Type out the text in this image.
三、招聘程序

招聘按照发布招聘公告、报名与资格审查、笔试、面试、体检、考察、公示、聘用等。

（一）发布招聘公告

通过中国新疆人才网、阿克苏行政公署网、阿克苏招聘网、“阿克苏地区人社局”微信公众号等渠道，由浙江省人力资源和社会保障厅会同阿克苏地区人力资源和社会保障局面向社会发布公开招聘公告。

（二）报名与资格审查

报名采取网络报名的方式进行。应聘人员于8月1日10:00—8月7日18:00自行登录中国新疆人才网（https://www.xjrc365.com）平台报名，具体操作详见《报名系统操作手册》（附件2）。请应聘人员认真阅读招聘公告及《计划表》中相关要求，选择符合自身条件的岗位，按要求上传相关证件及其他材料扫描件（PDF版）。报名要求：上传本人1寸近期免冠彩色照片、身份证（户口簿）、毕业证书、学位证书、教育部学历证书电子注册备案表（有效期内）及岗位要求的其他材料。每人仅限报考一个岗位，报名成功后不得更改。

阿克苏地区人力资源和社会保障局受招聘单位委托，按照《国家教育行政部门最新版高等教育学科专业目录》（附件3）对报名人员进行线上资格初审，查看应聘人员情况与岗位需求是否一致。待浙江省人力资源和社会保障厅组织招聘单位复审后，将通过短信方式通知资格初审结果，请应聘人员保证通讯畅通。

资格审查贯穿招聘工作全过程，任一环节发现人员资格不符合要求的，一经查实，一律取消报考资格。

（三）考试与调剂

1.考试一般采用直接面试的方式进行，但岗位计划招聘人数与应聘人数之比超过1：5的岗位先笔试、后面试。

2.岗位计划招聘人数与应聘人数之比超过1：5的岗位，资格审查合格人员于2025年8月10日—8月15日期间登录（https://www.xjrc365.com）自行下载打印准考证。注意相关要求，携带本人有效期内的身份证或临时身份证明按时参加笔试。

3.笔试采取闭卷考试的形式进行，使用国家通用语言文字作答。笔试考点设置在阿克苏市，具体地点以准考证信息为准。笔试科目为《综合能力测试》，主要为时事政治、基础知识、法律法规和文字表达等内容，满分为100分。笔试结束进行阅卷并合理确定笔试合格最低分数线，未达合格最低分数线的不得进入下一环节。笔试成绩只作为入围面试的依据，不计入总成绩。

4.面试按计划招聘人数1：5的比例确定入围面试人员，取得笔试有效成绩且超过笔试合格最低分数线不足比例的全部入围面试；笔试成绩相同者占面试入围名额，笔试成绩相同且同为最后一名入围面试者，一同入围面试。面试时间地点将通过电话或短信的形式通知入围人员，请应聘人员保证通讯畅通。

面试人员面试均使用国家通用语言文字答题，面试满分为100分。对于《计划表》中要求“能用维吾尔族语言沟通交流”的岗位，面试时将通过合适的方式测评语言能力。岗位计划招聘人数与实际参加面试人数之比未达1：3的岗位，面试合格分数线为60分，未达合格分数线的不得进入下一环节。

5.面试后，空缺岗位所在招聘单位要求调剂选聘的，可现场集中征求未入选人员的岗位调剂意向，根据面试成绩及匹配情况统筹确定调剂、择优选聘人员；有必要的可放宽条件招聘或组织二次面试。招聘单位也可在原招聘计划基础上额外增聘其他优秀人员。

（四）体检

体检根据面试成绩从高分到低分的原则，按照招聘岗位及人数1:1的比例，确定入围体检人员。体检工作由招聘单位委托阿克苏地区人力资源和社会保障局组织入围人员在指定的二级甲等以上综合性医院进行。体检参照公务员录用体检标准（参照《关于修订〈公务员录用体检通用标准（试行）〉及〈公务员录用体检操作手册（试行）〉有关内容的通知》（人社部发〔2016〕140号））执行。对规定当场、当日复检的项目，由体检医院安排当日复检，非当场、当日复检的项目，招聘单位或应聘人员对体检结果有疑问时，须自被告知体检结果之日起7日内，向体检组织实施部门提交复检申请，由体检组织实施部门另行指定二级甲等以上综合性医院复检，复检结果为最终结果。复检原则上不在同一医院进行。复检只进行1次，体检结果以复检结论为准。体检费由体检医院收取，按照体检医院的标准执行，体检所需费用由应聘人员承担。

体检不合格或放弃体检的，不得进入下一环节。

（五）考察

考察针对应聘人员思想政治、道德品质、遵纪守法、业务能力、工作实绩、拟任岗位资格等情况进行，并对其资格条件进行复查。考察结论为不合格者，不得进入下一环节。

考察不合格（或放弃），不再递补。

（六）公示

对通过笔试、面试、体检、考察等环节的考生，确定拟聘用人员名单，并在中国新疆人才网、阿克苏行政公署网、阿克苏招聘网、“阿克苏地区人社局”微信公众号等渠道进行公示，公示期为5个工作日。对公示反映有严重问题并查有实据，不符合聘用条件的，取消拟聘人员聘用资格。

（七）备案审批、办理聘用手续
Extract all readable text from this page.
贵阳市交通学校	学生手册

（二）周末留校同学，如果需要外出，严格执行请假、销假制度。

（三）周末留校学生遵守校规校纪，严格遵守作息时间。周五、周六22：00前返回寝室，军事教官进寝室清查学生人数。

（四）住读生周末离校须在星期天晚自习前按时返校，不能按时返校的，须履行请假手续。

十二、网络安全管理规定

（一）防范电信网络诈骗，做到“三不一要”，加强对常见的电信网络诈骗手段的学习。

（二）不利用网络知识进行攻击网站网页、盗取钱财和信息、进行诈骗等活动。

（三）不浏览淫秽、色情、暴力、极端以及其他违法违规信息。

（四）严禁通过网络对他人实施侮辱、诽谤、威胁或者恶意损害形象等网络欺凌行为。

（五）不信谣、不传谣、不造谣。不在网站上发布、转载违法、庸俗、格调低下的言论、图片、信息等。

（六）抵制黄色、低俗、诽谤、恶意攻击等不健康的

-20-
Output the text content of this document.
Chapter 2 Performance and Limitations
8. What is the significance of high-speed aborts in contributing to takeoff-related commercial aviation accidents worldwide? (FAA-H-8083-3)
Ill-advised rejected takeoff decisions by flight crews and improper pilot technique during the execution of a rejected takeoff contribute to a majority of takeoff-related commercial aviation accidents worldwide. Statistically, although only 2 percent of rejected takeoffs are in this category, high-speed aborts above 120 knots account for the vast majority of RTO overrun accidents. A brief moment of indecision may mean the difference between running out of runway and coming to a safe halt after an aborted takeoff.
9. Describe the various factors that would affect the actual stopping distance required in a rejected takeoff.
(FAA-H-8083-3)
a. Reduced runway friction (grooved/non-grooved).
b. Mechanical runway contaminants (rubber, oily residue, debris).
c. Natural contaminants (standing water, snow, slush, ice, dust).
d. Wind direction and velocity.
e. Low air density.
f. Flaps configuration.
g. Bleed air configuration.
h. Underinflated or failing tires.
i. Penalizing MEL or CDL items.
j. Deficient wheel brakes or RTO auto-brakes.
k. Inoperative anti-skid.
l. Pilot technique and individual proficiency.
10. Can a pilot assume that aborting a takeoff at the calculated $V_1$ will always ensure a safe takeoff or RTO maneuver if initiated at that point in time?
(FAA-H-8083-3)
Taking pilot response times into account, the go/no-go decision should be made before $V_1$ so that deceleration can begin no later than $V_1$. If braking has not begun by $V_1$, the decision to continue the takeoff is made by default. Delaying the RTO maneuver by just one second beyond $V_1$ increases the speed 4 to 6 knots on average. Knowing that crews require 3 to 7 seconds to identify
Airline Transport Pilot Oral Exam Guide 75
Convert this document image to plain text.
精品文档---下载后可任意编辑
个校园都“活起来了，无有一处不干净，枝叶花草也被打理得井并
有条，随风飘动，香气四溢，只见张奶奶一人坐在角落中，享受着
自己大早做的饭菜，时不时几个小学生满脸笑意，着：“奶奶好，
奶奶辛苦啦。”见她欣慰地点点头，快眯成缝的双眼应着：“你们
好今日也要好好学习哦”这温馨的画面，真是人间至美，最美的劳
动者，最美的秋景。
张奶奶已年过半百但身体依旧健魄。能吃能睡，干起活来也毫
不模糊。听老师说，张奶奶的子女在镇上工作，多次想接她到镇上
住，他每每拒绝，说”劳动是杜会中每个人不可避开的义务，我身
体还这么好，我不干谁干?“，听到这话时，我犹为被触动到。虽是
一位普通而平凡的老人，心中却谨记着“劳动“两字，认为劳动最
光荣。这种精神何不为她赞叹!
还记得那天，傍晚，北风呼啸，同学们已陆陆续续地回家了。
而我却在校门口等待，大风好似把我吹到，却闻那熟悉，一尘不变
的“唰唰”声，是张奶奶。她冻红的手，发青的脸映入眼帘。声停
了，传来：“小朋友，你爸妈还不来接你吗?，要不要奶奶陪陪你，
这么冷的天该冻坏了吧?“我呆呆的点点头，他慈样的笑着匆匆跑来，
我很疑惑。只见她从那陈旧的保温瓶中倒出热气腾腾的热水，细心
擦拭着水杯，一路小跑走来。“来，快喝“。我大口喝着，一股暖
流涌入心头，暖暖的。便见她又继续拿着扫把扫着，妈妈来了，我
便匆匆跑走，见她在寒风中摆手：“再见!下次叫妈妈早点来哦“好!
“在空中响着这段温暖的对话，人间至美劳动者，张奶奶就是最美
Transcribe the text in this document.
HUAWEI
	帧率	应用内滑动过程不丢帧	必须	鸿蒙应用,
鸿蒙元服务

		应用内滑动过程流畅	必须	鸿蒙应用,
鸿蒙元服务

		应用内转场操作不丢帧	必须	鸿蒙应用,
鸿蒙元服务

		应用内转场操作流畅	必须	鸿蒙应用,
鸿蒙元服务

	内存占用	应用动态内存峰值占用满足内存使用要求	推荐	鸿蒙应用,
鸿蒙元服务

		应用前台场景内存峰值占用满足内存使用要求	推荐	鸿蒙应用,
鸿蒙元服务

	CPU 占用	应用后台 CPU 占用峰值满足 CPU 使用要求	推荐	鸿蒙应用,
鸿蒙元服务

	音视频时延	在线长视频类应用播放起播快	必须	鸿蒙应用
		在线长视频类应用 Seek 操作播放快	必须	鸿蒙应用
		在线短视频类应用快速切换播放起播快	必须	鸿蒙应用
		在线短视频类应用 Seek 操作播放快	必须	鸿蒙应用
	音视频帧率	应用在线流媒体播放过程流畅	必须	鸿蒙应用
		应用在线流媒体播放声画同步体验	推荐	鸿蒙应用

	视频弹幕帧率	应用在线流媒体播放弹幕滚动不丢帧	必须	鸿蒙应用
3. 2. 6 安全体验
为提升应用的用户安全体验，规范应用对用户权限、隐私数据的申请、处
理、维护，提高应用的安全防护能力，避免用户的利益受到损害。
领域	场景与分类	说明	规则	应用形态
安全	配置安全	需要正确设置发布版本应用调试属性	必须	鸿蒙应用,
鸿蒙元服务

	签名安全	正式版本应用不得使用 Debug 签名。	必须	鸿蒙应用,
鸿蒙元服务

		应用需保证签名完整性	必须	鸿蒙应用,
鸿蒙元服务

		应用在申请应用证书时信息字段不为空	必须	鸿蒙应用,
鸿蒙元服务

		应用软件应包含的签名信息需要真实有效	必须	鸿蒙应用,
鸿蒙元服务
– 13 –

***

**Aim of the task:** Nothing but the lines from the one with "Transcribe the text in this document." through the end of the data above should be repeated, each exactly as it stands.

**Exercise solution:**
Transcribe the text in this document.
HUAWEI
	帧率	应用内滑动过程不丢帧	必须	鸿蒙应用,
鸿蒙元服务

		应用内滑动过程流畅	必须	鸿蒙应用,
鸿蒙元服务

		应用内转场操作不丢帧	必须	鸿蒙应用,
鸿蒙元服务

		应用内转场操作流畅	必须	鸿蒙应用,
鸿蒙元服务

	内存占用	应用动态内存峰值占用满足内存使用要求	推荐	鸿蒙应用,
鸿蒙元服务

		应用前台场景内存峰值占用满足内存使用要求	推荐	鸿蒙应用,
鸿蒙元服务

	CPU 占用	应用后台 CPU 占用峰值满足 CPU 使用要求	推荐	鸿蒙应用,
鸿蒙元服务

	音视频时延	在线长视频类应用播放起播快	必须	鸿蒙应用
		在线长视频类应用 Seek 操作播放快	必须	鸿蒙应用
		在线短视频类应用快速切换播放起播快	必须	鸿蒙应用
		在线短视频类应用 Seek 操作播放快	必须	鸿蒙应用
	音视频帧率	应用在线流媒体播放过程流畅	必须	鸿蒙应用
		应用在线流媒体播放声画同步体验	推荐	鸿蒙应用

	视频弹幕帧率	应用在线流媒体播放弹幕滚动不丢帧	必须	鸿蒙应用
3. 2. 6 安全体验
为提升应用的用户安全体验，规范应用对用户权限、隐私数据的申请、处
理、维护，提高应用的安全防护能力，避免用户的利益受到损害。
领域	场景与分类	说明	规则	应用形态
安全	配置安全	需要正确设置发布版本应用调试属性	必须	鸿蒙应用,
鸿蒙元服务

	签名安全	正式版本应用不得使用 Debug 签名。	必须	鸿蒙应用,
鸿蒙元服务

		应用需保证签名完整性	必须	鸿蒙应用,
鸿蒙元服务

		应用在申请应用证书时信息字段不为空	必须	鸿蒙应用,
鸿蒙元服务

		应用软件应包含的签名信息需要真实有效	必须	鸿蒙应用,
鸿蒙元服务
– 13 –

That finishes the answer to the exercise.